Check every line below for the word "Romana" and copy each one that has it.

GIVEN INFORMATION >>

......

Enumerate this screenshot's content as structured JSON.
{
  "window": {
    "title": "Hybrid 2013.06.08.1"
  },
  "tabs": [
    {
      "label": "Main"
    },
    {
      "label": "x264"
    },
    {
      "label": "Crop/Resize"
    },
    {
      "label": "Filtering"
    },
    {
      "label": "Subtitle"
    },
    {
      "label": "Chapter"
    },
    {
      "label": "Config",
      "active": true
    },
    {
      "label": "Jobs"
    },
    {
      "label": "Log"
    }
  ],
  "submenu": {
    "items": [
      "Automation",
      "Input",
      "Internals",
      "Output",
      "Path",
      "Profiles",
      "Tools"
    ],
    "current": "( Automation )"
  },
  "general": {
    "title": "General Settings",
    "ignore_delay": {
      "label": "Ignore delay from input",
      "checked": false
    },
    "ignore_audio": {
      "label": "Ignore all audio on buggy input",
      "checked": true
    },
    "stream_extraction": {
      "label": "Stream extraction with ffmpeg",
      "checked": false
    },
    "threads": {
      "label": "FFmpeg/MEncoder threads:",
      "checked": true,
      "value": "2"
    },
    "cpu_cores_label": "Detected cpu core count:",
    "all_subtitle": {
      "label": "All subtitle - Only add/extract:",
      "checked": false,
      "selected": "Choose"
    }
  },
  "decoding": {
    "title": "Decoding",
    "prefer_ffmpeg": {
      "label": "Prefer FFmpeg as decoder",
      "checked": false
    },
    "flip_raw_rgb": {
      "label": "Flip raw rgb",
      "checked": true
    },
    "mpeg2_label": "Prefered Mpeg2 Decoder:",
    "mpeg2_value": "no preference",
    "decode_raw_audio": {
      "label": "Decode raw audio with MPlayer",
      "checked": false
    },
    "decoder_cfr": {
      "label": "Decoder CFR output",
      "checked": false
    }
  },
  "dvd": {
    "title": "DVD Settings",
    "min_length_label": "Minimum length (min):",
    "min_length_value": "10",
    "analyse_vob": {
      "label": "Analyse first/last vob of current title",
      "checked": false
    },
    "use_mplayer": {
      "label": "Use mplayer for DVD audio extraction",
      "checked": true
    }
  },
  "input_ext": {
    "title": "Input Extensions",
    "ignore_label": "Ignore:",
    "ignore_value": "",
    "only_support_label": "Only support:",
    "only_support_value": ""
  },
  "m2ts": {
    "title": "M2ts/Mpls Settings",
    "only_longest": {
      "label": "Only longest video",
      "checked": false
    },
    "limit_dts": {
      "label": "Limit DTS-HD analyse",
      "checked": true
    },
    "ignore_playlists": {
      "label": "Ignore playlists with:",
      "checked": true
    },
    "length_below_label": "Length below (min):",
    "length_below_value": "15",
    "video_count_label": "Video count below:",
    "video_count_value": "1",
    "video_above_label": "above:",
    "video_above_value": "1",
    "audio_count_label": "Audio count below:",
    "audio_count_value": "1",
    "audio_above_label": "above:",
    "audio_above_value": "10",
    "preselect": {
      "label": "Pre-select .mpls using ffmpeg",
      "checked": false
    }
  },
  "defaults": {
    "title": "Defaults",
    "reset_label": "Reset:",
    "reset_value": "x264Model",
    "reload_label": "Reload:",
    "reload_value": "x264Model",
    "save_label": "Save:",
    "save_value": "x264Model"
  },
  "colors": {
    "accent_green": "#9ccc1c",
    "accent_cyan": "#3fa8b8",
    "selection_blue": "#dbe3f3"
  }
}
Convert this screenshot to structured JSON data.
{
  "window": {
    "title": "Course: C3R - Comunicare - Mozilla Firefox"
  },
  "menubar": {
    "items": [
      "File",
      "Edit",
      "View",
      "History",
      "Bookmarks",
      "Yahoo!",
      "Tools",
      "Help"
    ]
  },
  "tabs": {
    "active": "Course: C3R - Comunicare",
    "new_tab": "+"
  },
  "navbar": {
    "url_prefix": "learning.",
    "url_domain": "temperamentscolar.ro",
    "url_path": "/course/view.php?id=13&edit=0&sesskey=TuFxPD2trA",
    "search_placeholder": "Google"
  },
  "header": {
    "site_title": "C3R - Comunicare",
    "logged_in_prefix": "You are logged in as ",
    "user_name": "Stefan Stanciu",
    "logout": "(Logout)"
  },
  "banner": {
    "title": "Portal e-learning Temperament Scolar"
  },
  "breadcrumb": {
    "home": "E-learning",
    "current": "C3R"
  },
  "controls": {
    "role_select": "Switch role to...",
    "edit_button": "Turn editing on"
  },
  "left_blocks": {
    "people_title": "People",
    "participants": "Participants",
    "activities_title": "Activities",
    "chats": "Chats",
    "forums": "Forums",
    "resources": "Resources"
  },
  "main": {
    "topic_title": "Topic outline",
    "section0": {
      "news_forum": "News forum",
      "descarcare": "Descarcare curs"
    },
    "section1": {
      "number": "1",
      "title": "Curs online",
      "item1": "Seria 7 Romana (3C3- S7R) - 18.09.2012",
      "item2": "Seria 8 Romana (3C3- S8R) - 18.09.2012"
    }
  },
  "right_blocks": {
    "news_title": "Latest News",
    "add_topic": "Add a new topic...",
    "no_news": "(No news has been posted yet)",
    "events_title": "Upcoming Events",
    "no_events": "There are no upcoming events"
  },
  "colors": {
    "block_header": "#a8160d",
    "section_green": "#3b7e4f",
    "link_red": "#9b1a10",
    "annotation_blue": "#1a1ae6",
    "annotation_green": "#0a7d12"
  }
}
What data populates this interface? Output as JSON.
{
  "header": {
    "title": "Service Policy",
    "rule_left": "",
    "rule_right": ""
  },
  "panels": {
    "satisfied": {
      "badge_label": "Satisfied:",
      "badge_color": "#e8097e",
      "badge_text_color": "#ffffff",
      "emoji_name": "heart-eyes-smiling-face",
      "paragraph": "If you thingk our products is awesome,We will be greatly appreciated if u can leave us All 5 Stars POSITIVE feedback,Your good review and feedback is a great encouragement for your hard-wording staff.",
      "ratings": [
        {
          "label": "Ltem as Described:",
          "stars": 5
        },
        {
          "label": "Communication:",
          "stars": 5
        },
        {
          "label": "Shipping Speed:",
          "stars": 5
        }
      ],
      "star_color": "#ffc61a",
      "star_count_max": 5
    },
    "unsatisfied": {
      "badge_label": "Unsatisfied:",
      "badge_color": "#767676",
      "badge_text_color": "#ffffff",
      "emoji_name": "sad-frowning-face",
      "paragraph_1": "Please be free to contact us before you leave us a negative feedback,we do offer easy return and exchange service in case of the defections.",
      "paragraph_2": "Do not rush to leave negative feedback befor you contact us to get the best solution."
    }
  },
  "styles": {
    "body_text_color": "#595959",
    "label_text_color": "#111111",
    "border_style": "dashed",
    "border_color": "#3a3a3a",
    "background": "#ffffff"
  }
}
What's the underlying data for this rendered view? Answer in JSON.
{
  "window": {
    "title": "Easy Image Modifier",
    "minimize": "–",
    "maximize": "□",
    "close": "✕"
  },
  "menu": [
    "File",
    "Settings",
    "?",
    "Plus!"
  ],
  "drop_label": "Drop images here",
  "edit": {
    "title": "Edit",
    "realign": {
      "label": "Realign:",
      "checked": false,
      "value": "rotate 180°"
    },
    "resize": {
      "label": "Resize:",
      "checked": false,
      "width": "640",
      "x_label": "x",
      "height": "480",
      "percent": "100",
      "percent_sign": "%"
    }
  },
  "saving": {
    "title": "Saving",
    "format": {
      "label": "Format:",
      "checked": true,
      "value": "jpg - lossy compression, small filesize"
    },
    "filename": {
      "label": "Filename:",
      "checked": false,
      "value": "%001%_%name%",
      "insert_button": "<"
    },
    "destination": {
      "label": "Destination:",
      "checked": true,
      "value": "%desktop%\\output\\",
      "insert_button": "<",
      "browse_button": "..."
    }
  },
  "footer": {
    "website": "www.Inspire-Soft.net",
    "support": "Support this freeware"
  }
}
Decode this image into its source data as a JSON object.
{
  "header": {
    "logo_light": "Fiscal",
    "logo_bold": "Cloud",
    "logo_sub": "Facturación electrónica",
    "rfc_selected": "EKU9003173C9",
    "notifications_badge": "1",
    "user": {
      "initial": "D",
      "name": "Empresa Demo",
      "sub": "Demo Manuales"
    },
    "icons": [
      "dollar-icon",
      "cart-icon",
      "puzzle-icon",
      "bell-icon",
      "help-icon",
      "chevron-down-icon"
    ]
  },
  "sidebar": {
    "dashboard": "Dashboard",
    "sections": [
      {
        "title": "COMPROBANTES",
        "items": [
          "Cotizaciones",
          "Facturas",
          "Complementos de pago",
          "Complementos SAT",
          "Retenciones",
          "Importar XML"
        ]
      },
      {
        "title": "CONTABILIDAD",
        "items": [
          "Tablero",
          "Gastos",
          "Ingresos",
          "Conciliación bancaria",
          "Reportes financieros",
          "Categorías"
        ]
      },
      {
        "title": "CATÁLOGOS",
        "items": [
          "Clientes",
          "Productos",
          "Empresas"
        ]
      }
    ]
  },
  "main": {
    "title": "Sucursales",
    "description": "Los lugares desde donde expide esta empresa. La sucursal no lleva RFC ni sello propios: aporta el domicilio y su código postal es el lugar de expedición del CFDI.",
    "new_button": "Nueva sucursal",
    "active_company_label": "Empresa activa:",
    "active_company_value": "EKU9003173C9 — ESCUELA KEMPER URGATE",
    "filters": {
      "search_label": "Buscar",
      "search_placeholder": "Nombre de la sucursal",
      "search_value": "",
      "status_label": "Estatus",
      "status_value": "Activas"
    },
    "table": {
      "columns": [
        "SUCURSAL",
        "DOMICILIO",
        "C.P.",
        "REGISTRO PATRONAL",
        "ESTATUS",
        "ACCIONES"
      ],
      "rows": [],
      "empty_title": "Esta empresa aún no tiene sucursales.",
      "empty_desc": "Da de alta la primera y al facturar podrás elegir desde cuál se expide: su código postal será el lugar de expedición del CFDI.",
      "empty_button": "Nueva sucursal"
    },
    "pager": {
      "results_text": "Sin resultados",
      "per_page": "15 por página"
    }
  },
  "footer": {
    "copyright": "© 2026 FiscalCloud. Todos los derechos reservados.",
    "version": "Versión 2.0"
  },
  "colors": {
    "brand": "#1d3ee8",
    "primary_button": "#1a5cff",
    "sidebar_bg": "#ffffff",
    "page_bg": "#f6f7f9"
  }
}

......

WRITTEN SOLUTION >>
      "item1": "Seria 7 Romana (3C3- S7R) - 18.09.2012",
      "item2": "Seria 8 Romana (3C3- S8R) - 18.09.2012"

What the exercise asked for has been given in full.